======== Supplied information ========

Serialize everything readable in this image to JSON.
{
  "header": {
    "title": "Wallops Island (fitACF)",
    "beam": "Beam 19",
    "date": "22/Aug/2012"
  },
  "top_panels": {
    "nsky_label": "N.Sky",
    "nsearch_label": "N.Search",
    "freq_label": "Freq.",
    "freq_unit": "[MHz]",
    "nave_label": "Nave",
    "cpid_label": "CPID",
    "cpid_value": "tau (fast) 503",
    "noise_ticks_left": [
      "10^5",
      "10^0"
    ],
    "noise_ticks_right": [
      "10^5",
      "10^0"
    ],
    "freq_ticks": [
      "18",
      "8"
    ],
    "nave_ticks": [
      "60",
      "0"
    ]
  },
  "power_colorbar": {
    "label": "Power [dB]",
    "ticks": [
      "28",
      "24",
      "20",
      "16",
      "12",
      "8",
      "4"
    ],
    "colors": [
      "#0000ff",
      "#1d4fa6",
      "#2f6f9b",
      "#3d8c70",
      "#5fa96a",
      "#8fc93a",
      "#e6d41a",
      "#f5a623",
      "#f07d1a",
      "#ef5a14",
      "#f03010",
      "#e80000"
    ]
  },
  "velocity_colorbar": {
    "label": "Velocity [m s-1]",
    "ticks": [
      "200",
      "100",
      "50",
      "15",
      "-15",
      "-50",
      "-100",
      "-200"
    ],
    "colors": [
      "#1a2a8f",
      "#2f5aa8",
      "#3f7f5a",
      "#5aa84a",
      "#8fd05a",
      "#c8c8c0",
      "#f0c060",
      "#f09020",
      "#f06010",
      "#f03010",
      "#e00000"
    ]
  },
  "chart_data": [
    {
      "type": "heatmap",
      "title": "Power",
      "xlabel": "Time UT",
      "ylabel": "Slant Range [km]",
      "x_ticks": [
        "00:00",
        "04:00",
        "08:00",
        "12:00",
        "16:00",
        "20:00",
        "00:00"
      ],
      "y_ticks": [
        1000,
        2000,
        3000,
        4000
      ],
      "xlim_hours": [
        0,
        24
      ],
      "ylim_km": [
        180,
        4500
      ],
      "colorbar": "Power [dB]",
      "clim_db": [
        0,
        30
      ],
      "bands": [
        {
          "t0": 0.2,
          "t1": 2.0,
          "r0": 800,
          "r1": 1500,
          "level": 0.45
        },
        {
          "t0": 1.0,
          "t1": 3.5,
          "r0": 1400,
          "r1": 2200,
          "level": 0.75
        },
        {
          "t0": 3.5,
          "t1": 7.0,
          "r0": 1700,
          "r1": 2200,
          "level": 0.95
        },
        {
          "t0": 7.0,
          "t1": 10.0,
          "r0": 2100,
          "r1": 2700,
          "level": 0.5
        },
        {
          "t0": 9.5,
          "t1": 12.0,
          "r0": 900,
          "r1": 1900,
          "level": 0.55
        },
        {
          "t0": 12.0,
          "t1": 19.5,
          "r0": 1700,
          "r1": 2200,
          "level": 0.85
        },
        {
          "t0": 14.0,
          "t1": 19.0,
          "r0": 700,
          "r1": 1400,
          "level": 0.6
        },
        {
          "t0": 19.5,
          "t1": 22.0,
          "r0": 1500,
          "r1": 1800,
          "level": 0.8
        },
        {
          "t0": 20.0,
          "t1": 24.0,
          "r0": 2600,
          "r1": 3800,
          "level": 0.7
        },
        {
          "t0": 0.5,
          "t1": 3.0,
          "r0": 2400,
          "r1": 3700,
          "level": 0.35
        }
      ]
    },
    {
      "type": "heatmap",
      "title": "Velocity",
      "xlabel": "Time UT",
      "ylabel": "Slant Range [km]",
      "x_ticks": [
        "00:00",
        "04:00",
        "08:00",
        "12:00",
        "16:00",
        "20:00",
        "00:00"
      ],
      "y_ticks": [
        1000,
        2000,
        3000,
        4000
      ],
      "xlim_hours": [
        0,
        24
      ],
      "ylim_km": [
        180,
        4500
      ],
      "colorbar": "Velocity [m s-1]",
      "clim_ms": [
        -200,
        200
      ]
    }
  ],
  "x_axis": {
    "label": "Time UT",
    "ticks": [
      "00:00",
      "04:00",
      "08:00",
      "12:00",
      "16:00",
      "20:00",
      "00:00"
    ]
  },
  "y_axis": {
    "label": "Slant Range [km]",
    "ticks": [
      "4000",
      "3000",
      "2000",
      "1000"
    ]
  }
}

========

Challenge: Pull out all lines from the listing that contain the string "level".

Task solution:
          "level": 0.45
          "level": 0.75
          "level": 0.95
          "level": 0.5
          "level": 0.55
          "level": 0.85
          "level": 0.6
          "level": 0.8
          "level": 0.7
          "level": 0.35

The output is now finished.